- _Task objective_
All entries below need to be written out exactly, but without their pictures.

- _Extracted records_
= = = =
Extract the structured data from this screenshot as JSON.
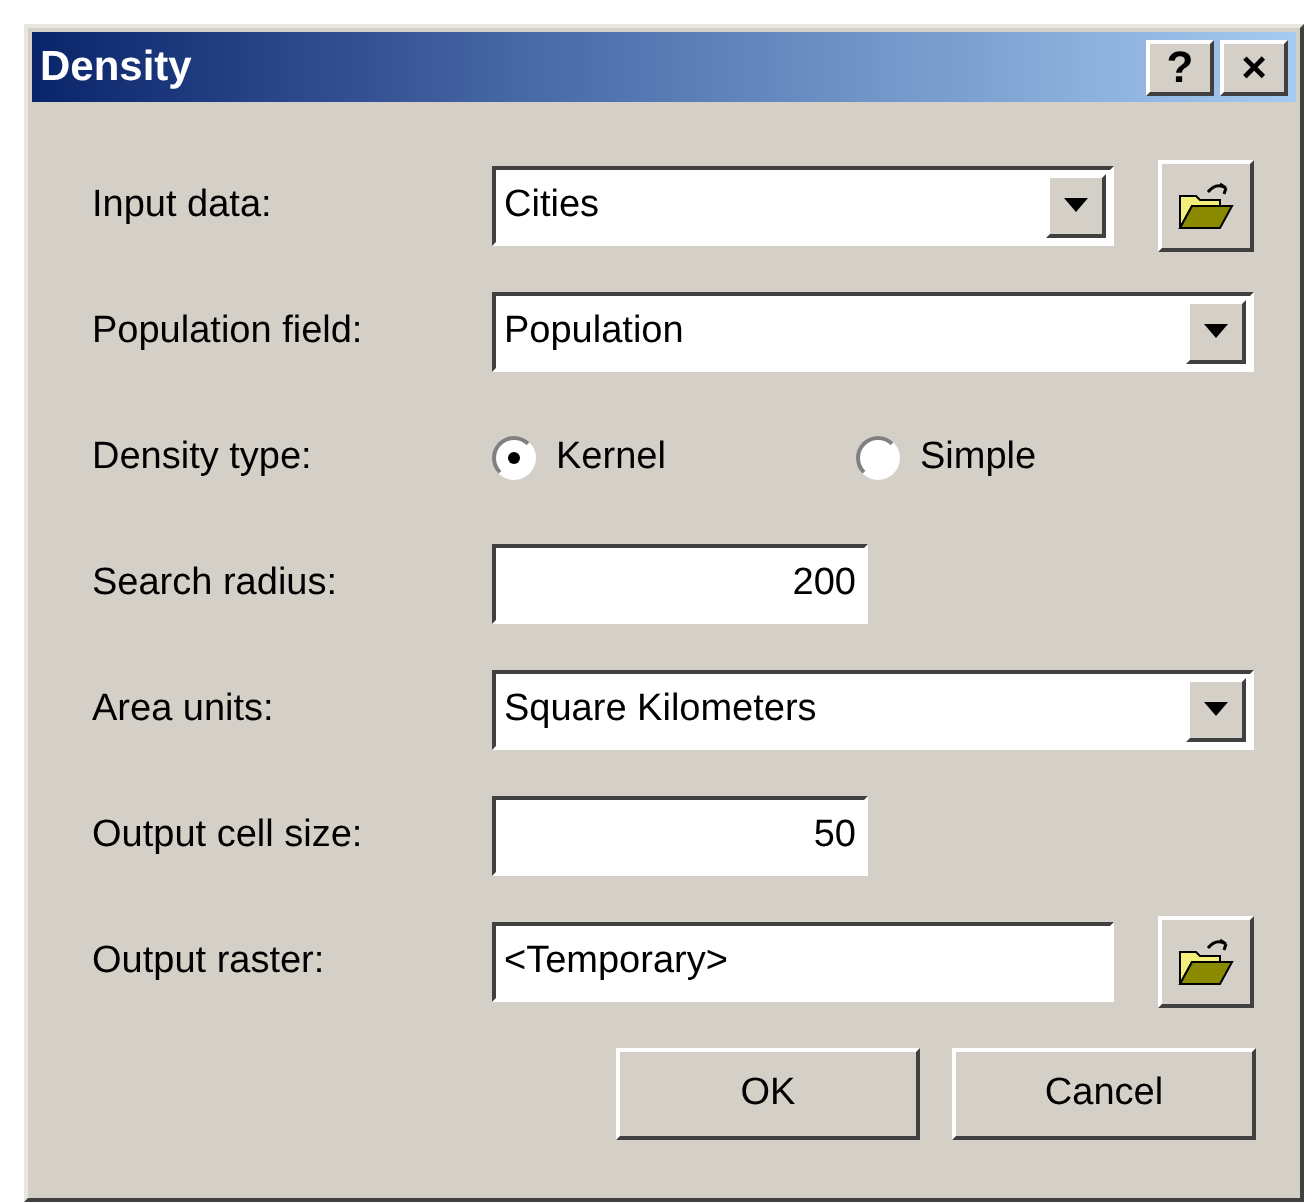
{
  "window": {
    "title": "Density",
    "title_buttons": [
      "?",
      "×"
    ]
  },
  "rows": [
    {
      "label": "Input data:",
      "kind": "combo",
      "value": "Cities",
      "browse": true
    },
    {
      "label": "Population field:",
      "kind": "combo",
      "value": "Population",
      "browse": false
    },
    {
      "label": "Density type:",
      "kind": "radio",
      "options": [
        {
          "label": "Kernel",
          "selected": true
        },
        {
          "label": "Simple",
          "selected": false
        }
      ]
    },
    {
      "label": "Search radius:",
      "kind": "number",
      "value": "200"
    },
    {
      "label": "Area units:",
      "kind": "combo",
      "value": "Square Kilometers",
      "browse": false
    },
    {
      "label": "Output cell size:",
      "kind": "number",
      "value": "50"
    },
    {
      "label": "Output raster:",
      "kind": "text",
      "value": "<Temporary>",
      "browse": true
    }
  ],
  "buttons": [
    "OK",
    "Cancel"
  ]
}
= = = =
- _Solution to this exercise_
Extract the structured data from this screenshot as JSON.
{
  "window": {
    "title": "Density",
    "title_buttons": [
      "?",
      "×"
    ]
  },
  "rows": [
    {
      "label": "Input data:",
      "kind": "combo",
      "value": "Cities",
      "browse": true
    },
    {
      "label": "Population field:",
      "kind": "combo",
      "value": "Population",
      "browse": false
    },
    {
      "label": "Density type:",
      "kind": "radio",
      "options": [
        {
          "label": "Kernel",
          "selected": true
        },
        {
          "label": "Simple",
          "selected": false
        }
      ]
    },
    {
      "label": "Search radius:",
      "kind": "number",
      "value": "200"
    },
    {
      "label": "Area units:",
      "kind": "combo",
      "value": "Square Kilometers",
      "browse": false
    },
    {
      "label": "Output cell size:",
      "kind": "number",
      "value": "50"
    },
    {
      "label": "Output raster:",
      "kind": "text",
      "value": "<Temporary>",
      "browse": true
    }
  ],
  "buttons": [
    "OK",
    "Cancel"
  ]
}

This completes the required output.